Task item => Continue the piece on implementing health reform in North Carolina, starting right after its last sentence.

Why care about how the health reform law gets implemented in NC?
OK, we passed health reform in Washington. Yes, we actually did – although, believe it or not, there are plenty of people according to the polls who don’t even realize the law was passed. Some North Carolinians are starting to see benefits like no more lifetime limits on policies, no more pre-existing condition exclusions for kids, and a federal high risk pool for people who have been turned down for insurance. But the major changes are still a couple of years away, most significantly the establishment of the NC State Health Insurance Exchange where people who can’t get good health insurance through their company or small business can go to buy affordable coverage.
North Carolina sets up this Insurance Exchange and decisions will be made over the next few months in North Carolina that will have a major impact on people buying coverage through the Exchange. For example, the federal government doesn’t say plans in the exchange have to have a good benefits package – that’s a decision left up to the state. Ditto the expense of plans in the Exchange. If there isn’t some serious competition and bidding among insurers, health plans in the Exchange could quickly become very expensive. Finally there’s choice. Some minimal choice is required federally, but once again, NC could have an Exchange where consumers have little choice between fairly similar plans unless the Exchange is set up correctly.

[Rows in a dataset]
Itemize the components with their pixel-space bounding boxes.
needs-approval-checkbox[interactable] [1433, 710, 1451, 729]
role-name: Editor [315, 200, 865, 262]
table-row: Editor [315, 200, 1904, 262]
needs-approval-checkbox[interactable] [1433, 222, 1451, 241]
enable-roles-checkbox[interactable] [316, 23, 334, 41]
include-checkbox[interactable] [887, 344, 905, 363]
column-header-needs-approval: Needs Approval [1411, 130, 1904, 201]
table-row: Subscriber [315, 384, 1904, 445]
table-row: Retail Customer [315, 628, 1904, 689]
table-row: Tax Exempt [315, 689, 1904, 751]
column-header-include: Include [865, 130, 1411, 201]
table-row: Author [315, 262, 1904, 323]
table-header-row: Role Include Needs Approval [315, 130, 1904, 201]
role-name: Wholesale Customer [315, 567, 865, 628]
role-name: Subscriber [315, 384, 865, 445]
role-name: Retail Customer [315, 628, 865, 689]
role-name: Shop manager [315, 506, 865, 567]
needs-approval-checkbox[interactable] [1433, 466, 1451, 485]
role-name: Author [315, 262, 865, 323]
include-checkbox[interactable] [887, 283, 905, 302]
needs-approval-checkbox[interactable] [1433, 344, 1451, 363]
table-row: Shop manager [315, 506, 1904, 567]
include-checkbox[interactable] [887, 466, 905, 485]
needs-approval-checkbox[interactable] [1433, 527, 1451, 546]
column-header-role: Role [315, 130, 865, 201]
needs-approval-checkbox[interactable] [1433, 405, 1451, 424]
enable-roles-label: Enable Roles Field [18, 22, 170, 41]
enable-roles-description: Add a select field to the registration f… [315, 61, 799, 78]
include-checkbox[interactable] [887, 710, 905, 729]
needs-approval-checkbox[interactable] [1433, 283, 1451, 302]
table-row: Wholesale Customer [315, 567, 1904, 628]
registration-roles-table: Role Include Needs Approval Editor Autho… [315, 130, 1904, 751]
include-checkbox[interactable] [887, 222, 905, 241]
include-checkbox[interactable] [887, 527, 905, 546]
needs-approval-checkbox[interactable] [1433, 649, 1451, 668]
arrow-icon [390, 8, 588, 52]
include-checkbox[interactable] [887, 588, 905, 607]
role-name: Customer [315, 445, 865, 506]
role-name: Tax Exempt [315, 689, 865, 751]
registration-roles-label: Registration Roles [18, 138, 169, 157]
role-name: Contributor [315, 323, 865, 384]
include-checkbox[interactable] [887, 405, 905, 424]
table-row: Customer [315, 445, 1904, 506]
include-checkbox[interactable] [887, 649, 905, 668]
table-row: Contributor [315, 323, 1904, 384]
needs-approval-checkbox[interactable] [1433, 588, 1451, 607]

Result for this exercise =>
If North Carolina puts together an Exchange the wrong way then we could end up with a flea market health exchange – poor quality plans, not much choice, and confidence men behind the scenes ready to charge high prices for goods of dubious value. How do we avoid this? Right now the NC Institute of Medicine is bringing together health care interests to make recommendations to the Administration and General Assembly on the Exchange and other areas. But the final decision makers will be the members of the coming NC General Assembly. And people need to start making their voices heard.